## THE PROBLEM
Render everything in the data from the line containing "legend-label: Israel bbox=[180, 8, 243, 40]" down to the line containing "y-tick-label: 4. Leading", both included, as a JSON list of strings with one string per line. Omit blank lines and all other lines.

## DATASET RECORDS
--- Start ---

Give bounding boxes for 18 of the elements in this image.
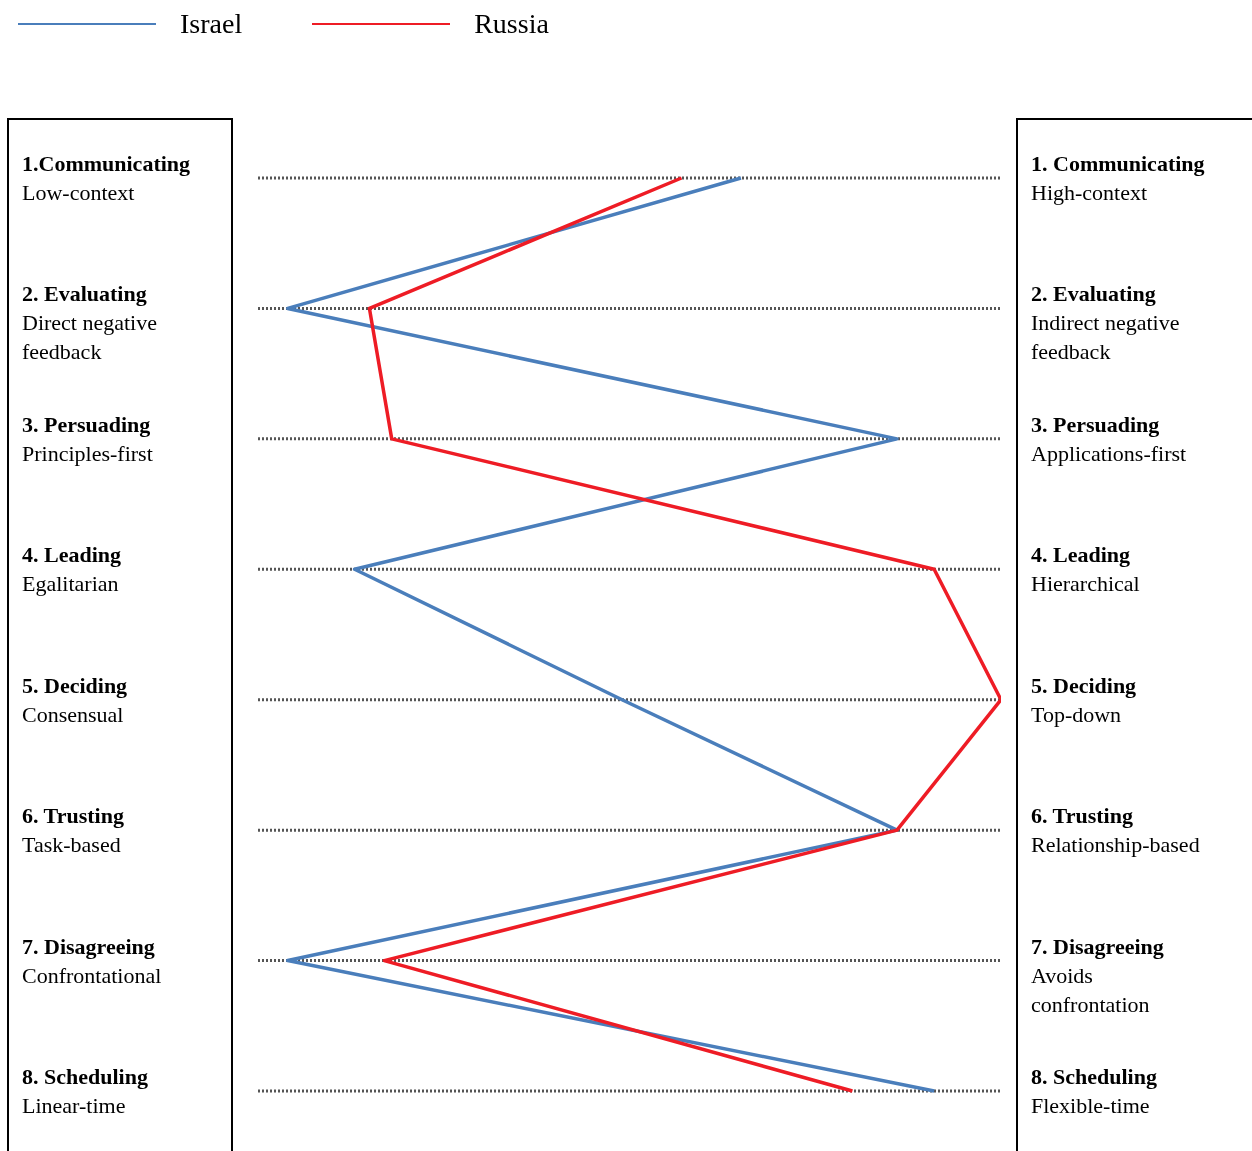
legend-label: Israel bbox=[180, 8, 243, 40]
y-tick-label: 5. Deciding Consensual bbox=[22, 672, 128, 727]
y2-tick-label: 3. Persuading Applications-first bbox=[1031, 411, 1187, 466]
legend-label: Russia bbox=[474, 8, 549, 40]
y-tick-label: 4. Leading Egalitarian bbox=[22, 542, 122, 597]
y2-tick-label: 2. Evaluating Indirect negative feedback bbox=[1031, 281, 1180, 365]
y-tick-label: 6. Trusting Task-based bbox=[22, 803, 124, 858]
y2-tick-label: 8. Scheduling Flexible-time bbox=[1031, 1064, 1157, 1118]
y2-tick-label: 7. Disagreeing Avoids confrontation bbox=[1031, 933, 1164, 1017]
y2-tick-label: 4. Leading Hierarchical bbox=[1031, 542, 1140, 597]
y-tick-label: 1.Communicating Low-context bbox=[22, 151, 191, 205]
y2-tick-label: 6. Trusting Relationship-based bbox=[1031, 803, 1200, 858]
y-tick-label: 2. Evaluating Direct negative feedback bbox=[22, 281, 157, 365]
y2-tick-label: 1. Communicating High-context bbox=[1031, 151, 1205, 205]
y2-tick-label: 5. Deciding Top-down bbox=[1031, 672, 1137, 727]
y-tick-label: 8. Scheduling Linear-time bbox=[22, 1064, 148, 1118]
y-tick-label: 3. Persuading Principles-first bbox=[22, 411, 153, 466]
y-tick-label: 7. Disagreeing Confrontational bbox=[22, 933, 162, 988]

--- End ---

## REPLY
[
  "legend-label: Israel bbox=[180, 8, 243, 40]",
  "y-tick-label: 5. Deciding Consensual bbox=[22, 672, 128, 727]",
  "y2-tick-label: 3. Persuading Applications-first bbox=[1031, 411, 1187, 466]",
  "legend-label: Russia bbox=[474, 8, 549, 40]",
  "y-tick-label: 4. Leading Egalitarian bbox=[22, 542, 122, 597]"
]